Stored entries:
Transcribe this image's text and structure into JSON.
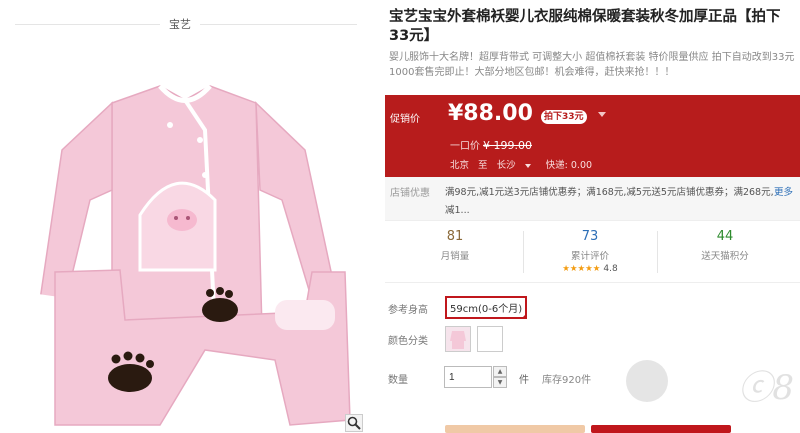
{
  "left": {
    "brand": "宝艺"
  },
  "product": {
    "title": "宝艺宝宝外套棉袄婴儿衣服纯棉保暖套装秋冬加厚正品【拍下33元】",
    "subtitle": "婴儿服饰十大名牌！超厚背带式 可调整大小 超值棉袄套装 特价限量供应 拍下自动改到33元 1000套售完即止！大部分地区包邮！机会难得，赶快来抢！！！"
  },
  "promo": {
    "label": "促销价",
    "price": "¥88.00",
    "badge": "拍下33元",
    "orig_label": "一口价",
    "orig_price": "¥ 199.00",
    "ship_from": "北京",
    "ship_to_label": "至",
    "ship_to": "长沙",
    "ship_fee": "快递: 0.00"
  },
  "coupon": {
    "label": "店铺优惠",
    "text": "满98元,减1元送3元店铺优惠券；满168元,减5元送5元店铺优惠券；满268元,减1...",
    "more": "更多"
  },
  "stats": [
    {
      "num": "81",
      "label": "月销量",
      "color": "#8b6a3a"
    },
    {
      "num": "73",
      "label": "累计评价",
      "color": "#2d6fb7"
    },
    {
      "num": "44",
      "label": "送天猫积分",
      "color": "#2e8b2e"
    }
  ],
  "rating": {
    "stars": "★★★★★",
    "score": "4.8"
  },
  "options": {
    "size_label": "参考身高",
    "size_value": "59cm(0-6个月)",
    "color_label": "颜色分类",
    "qty_label": "数量",
    "qty_value": "1",
    "qty_unit": "件",
    "stock": "库存920件"
  },
  "colors": {
    "accent": "#b71c1c",
    "selected_border": "#c0171c"
  },
  "watermark": "ⓒ8"
}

### TASK OBJECTIVE
Return only the number of lines in the entries that contain the string "text".

### TASK RESPONSE
2